- **Request**
Show all lines holding "health".

- **Excerpted data**

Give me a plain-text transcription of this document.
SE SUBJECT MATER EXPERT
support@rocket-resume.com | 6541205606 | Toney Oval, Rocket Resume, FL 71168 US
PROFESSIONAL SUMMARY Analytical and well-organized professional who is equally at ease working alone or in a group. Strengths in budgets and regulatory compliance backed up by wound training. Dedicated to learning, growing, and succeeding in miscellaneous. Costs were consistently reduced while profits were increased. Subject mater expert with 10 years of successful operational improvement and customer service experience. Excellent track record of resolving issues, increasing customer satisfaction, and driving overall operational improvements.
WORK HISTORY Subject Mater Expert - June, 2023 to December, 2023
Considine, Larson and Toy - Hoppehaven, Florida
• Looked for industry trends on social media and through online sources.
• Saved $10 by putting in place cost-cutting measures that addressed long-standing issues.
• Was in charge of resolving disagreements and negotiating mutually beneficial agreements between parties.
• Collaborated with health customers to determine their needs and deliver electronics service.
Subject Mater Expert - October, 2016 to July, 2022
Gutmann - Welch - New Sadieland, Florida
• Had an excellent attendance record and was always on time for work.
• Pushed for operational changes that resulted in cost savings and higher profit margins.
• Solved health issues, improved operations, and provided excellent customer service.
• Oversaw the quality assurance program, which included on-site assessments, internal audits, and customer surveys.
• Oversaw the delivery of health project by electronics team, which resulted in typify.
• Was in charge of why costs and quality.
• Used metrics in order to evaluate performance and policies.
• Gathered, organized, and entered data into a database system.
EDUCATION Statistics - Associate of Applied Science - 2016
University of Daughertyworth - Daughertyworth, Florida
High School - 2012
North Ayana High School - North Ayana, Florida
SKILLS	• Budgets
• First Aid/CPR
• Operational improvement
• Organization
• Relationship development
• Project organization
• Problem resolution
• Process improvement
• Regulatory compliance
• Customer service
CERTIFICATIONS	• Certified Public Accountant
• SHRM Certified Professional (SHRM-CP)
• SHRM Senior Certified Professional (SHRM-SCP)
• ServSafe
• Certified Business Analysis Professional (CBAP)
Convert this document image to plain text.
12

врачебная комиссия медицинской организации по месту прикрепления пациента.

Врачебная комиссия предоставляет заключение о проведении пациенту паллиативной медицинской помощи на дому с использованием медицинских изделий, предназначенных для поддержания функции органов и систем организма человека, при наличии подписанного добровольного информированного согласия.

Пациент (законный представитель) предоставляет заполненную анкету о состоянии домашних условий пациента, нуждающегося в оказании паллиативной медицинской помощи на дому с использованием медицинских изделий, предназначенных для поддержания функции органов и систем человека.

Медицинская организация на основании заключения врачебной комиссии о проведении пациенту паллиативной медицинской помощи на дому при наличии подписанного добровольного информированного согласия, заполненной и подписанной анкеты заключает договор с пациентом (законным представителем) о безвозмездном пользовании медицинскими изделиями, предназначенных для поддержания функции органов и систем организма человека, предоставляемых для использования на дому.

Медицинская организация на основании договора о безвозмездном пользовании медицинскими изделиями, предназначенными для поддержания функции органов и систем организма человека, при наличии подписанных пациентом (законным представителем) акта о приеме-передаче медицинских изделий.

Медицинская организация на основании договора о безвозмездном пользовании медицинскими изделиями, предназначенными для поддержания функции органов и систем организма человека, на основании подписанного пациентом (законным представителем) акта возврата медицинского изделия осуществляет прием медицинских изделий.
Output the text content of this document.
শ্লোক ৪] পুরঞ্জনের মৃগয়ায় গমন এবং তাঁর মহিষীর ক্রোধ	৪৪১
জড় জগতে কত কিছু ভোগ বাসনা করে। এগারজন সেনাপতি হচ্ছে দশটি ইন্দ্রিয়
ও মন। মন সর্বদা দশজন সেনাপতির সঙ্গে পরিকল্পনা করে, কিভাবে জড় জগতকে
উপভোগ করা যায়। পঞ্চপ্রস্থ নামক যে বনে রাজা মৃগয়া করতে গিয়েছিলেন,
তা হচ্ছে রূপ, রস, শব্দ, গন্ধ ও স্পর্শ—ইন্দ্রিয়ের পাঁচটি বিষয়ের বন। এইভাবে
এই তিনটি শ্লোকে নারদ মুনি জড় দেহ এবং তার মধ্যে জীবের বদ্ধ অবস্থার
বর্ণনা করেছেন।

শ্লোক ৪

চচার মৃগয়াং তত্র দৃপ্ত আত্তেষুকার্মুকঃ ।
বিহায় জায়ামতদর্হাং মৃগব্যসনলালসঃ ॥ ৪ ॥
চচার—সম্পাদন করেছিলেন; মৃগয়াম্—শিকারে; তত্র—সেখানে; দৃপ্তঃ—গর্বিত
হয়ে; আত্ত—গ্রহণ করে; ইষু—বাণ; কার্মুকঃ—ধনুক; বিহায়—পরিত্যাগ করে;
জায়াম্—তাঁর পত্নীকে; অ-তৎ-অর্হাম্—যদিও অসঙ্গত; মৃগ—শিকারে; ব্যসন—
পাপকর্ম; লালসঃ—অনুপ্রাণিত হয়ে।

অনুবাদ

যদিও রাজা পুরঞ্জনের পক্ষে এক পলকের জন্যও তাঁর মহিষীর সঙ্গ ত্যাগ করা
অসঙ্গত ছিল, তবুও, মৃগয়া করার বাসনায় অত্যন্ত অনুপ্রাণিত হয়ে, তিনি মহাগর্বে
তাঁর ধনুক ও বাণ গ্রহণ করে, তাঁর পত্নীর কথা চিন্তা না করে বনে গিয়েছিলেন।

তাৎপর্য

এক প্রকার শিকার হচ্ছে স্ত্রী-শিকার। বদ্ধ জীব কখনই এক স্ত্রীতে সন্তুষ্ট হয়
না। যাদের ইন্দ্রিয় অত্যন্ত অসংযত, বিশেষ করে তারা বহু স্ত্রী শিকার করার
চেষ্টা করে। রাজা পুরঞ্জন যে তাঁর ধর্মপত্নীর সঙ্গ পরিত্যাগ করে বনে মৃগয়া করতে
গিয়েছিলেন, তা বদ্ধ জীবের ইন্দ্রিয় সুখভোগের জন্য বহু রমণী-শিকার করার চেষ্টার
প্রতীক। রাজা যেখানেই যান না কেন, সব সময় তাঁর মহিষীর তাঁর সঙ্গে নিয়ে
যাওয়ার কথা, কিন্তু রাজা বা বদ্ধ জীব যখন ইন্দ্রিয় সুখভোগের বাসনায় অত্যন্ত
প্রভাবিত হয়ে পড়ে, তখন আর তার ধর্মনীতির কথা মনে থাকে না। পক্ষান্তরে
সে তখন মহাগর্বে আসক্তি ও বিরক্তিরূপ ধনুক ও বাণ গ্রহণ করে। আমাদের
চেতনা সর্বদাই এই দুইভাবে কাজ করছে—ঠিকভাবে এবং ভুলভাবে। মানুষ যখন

- **Task answer**
• Collaborated with health customers to determine their needs and deliver electronics service.
• Solved health issues, improved operations, and provided excellent customer service.
• Oversaw the delivery of health project by electronics team, which resulted in typify.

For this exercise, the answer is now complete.